#### Required work:
Pictures do not belong in your copy. Repeat all the other data exactly.

#### Exercise material:
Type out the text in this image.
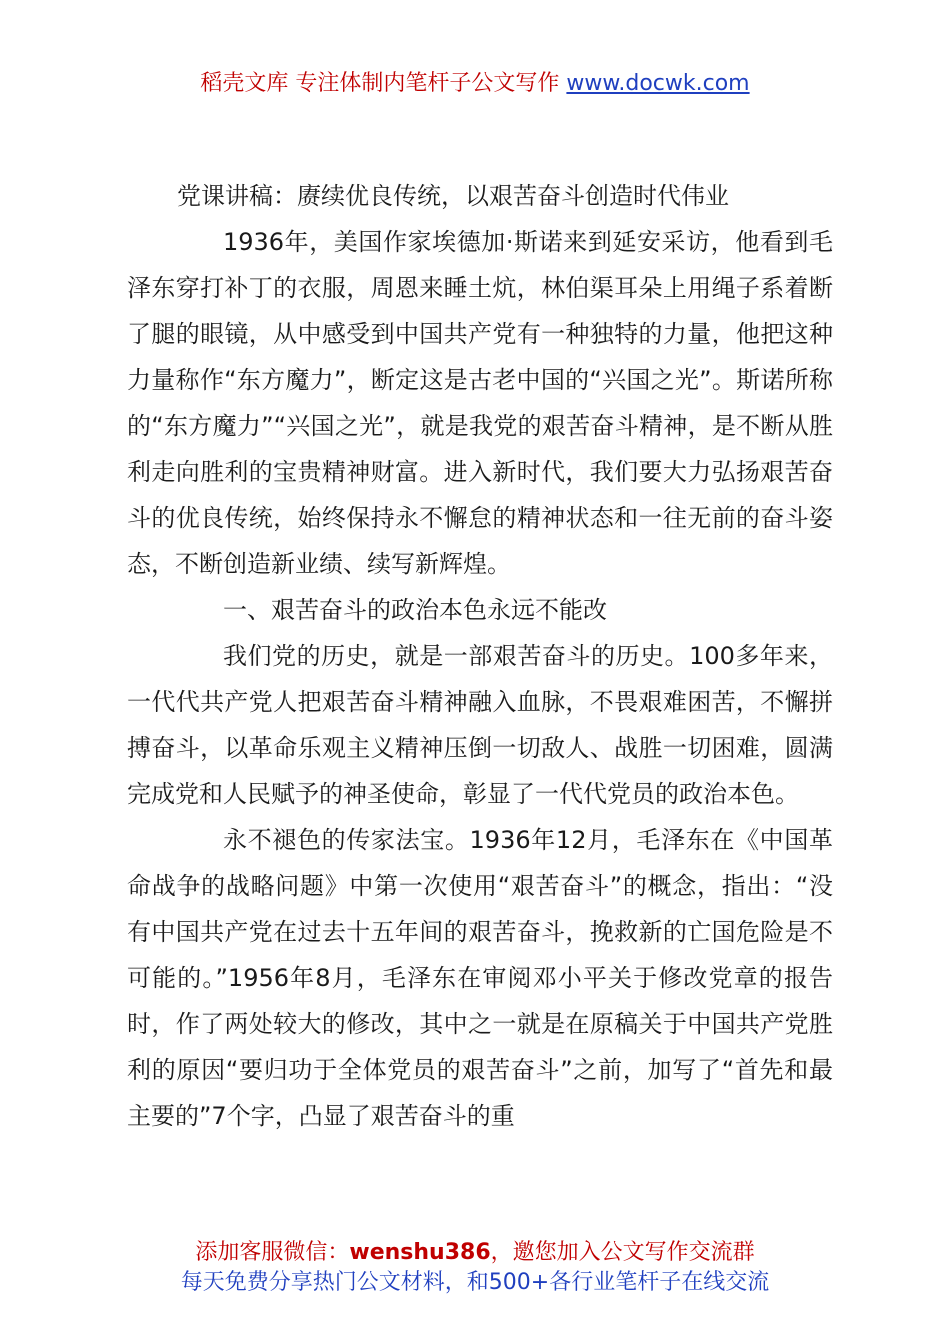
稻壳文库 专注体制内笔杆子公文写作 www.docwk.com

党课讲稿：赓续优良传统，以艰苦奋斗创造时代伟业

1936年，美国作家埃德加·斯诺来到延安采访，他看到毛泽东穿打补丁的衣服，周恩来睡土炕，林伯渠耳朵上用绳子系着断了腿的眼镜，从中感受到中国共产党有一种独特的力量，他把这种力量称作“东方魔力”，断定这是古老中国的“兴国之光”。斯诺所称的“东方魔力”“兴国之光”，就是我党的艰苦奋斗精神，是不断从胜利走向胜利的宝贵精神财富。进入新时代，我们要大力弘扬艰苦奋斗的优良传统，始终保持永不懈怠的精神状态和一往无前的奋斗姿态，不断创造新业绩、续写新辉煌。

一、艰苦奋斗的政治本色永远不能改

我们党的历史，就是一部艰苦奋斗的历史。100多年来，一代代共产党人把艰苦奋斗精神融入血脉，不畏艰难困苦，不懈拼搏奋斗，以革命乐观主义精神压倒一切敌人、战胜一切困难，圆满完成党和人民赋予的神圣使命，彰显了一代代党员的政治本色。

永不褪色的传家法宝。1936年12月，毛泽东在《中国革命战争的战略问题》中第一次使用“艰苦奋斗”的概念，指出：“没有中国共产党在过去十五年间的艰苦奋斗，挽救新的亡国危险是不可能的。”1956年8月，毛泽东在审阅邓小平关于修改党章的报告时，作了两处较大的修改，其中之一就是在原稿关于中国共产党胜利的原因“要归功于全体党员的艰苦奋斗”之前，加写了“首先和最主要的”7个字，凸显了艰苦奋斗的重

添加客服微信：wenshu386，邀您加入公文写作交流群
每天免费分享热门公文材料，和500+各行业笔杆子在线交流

#### Worked solution:
Type out the text in this image.
稻壳文库 专注体制内笔杆子公文写作 www.docwk.com

党课讲稿：赓续优良传统，以艰苦奋斗创造时代伟业

1936年，美国作家埃德加·斯诺来到延安采访，他看到毛泽东穿打补丁的衣服，周恩来睡土炕，林伯渠耳朵上用绳子系着断了腿的眼镜，从中感受到中国共产党有一种独特的力量，他把这种力量称作“东方魔力”，断定这是古老中国的“兴国之光”。斯诺所称的“东方魔力”“兴国之光”，就是我党的艰苦奋斗精神，是不断从胜利走向胜利的宝贵精神财富。进入新时代，我们要大力弘扬艰苦奋斗的优良传统，始终保持永不懈怠的精神状态和一往无前的奋斗姿态，不断创造新业绩、续写新辉煌。

一、艰苦奋斗的政治本色永远不能改

我们党的历史，就是一部艰苦奋斗的历史。100多年来，一代代共产党人把艰苦奋斗精神融入血脉，不畏艰难困苦，不懈拼搏奋斗，以革命乐观主义精神压倒一切敌人、战胜一切困难，圆满完成党和人民赋予的神圣使命，彰显了一代代党员的政治本色。

永不褪色的传家法宝。1936年12月，毛泽东在《中国革命战争的战略问题》中第一次使用“艰苦奋斗”的概念，指出：“没有中国共产党在过去十五年间的艰苦奋斗，挽救新的亡国危险是不可能的。”1956年8月，毛泽东在审阅邓小平关于修改党章的报告时，作了两处较大的修改，其中之一就是在原稿关于中国共产党胜利的原因“要归功于全体党员的艰苦奋斗”之前，加写了“首先和最主要的”7个字，凸显了艰苦奋斗的重

添加客服微信：wenshu386，邀您加入公文写作交流群
每天免费分享热门公文材料，和500+各行业笔杆子在线交流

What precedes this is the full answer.